Work required: Of all the lines in the records below, how many hold the word "Sync"? Give the number alone.

Supplied data:
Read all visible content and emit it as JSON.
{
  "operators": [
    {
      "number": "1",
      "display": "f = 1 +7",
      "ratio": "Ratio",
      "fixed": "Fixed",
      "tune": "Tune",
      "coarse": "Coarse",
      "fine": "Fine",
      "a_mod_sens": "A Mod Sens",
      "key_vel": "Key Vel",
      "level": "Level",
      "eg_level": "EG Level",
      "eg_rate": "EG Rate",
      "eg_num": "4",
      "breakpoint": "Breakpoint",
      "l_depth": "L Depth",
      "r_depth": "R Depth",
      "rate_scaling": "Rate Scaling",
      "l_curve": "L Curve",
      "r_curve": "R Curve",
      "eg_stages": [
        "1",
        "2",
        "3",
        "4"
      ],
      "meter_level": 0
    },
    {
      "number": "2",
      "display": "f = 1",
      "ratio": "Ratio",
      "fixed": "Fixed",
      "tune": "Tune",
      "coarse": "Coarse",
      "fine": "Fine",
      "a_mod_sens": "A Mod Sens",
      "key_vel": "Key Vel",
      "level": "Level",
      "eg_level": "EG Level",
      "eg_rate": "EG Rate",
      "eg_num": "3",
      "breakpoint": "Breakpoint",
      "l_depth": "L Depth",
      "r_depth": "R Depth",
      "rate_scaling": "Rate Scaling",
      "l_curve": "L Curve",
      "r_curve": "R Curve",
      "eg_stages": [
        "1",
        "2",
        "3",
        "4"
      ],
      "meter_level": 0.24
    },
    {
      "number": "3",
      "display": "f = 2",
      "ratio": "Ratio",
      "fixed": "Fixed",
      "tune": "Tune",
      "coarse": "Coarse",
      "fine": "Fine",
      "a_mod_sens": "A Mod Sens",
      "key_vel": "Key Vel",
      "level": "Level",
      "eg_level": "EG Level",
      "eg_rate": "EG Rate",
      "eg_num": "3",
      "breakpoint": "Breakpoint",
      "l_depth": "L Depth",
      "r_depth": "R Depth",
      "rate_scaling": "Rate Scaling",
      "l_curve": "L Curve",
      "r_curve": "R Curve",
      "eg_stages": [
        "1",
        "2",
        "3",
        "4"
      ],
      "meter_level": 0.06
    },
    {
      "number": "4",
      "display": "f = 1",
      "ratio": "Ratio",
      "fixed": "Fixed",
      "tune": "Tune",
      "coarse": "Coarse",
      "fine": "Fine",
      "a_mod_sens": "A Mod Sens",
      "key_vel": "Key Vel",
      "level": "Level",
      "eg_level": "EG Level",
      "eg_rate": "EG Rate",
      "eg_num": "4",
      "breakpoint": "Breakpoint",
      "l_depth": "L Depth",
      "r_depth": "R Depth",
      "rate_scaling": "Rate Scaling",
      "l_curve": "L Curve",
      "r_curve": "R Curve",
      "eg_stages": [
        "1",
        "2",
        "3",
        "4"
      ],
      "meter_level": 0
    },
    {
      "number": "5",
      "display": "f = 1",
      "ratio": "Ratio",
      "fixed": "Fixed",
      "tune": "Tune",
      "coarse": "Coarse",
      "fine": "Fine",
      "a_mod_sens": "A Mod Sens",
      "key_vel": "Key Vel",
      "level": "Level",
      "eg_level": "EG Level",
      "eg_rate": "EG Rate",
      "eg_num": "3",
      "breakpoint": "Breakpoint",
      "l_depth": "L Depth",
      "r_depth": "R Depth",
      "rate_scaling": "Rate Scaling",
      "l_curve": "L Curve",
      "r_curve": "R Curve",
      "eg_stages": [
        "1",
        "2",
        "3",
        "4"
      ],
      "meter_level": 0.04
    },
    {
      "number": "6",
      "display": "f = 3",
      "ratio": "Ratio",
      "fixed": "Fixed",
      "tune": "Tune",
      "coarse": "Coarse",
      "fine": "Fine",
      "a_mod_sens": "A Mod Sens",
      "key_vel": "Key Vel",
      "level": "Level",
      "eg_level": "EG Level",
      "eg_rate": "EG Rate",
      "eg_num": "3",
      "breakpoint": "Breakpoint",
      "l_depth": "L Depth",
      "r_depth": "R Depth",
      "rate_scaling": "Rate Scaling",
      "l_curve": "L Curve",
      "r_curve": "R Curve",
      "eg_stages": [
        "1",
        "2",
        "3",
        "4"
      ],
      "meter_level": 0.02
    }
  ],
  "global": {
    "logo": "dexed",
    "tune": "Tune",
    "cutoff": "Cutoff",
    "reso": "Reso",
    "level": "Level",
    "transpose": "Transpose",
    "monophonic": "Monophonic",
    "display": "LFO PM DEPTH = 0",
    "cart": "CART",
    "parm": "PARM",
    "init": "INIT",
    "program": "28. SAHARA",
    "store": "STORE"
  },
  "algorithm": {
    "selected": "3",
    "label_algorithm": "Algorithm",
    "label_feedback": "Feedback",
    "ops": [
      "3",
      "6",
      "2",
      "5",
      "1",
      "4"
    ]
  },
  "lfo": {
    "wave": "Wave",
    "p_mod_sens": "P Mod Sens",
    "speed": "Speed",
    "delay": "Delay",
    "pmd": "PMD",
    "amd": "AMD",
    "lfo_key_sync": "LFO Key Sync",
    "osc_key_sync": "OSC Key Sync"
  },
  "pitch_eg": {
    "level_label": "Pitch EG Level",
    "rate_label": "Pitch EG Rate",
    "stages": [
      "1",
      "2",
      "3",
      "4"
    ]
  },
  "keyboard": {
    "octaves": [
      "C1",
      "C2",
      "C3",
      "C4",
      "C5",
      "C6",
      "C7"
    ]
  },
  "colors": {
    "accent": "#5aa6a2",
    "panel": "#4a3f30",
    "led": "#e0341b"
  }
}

Task response: 2